■ Aim
Only a number is wanted: the count of lines in this listing that contain "CLOUDSAT".

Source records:
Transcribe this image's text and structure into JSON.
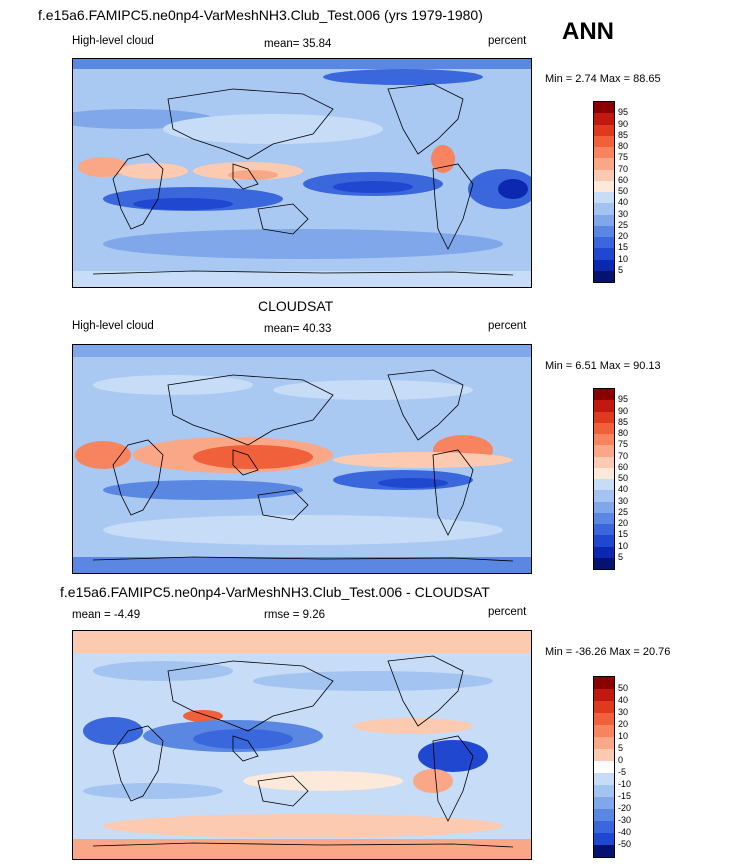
{
  "chart_data": [
    {
      "type": "heatmap",
      "title": "f.e15a6.FAMIPC5.ne0np4-VarMeshNH3.Club_Test.006 (yrs 1979-1980)",
      "season": "ANN",
      "left_label": "High-level cloud",
      "center_label": "mean=  35.84",
      "right_label": "percent",
      "min_label": "Min =",
      "min_value": "2.74",
      "max_label": "Max =",
      "max_value": "88.65",
      "colorbar_ticks": [
        "95",
        "90",
        "85",
        "80",
        "75",
        "70",
        "60",
        "50",
        "40",
        "30",
        "25",
        "20",
        "15",
        "10",
        "5"
      ],
      "colorbar_colors": [
        "#8b0000",
        "#c01a10",
        "#de3a20",
        "#f0603a",
        "#f7845e",
        "#f9a787",
        "#fbcab1",
        "#fde9d9",
        "#c7dcf7",
        "#a3c4f1",
        "#7fa7ea",
        "#5a87e2",
        "#3a67dc",
        "#1f47d0",
        "#0d28b0",
        "#03136f"
      ]
    },
    {
      "type": "heatmap",
      "title": "CLOUDSAT",
      "left_label": "High-level cloud",
      "center_label": "mean=  40.33",
      "right_label": "percent",
      "min_label": "Min =",
      "min_value": "6.51",
      "max_label": "Max =",
      "max_value": "90.13",
      "colorbar_ticks": [
        "95",
        "90",
        "85",
        "80",
        "75",
        "70",
        "60",
        "50",
        "40",
        "30",
        "25",
        "20",
        "15",
        "10",
        "5"
      ],
      "colorbar_colors": [
        "#8b0000",
        "#c01a10",
        "#de3a20",
        "#f0603a",
        "#f7845e",
        "#f9a787",
        "#fbcab1",
        "#fde9d9",
        "#c7dcf7",
        "#a3c4f1",
        "#7fa7ea",
        "#5a87e2",
        "#3a67dc",
        "#1f47d0",
        "#0d28b0",
        "#03136f"
      ]
    },
    {
      "type": "heatmap",
      "title": "f.e15a6.FAMIPC5.ne0np4-VarMeshNH3.Club_Test.006 - CLOUDSAT",
      "left_label": "mean =  -4.49",
      "center_label": "rmse =   9.26",
      "right_label": "percent",
      "min_label": "Min =",
      "min_value": "-36.26",
      "max_label": "Max =",
      "max_value": "20.76",
      "colorbar_ticks": [
        "50",
        "40",
        "30",
        "20",
        "10",
        "5",
        "0",
        "-5",
        "-10",
        "-15",
        "-20",
        "-30",
        "-40",
        "-50"
      ],
      "colorbar_colors": [
        "#8b0000",
        "#c01a10",
        "#de3a20",
        "#f0603a",
        "#f7845e",
        "#f9a787",
        "#fbcab1",
        "#ffffff",
        "#c7dcf7",
        "#a3c4f1",
        "#7fa7ea",
        "#5a87e2",
        "#3a67dc",
        "#1f47d0",
        "#03136f"
      ]
    }
  ]
}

■ The response
2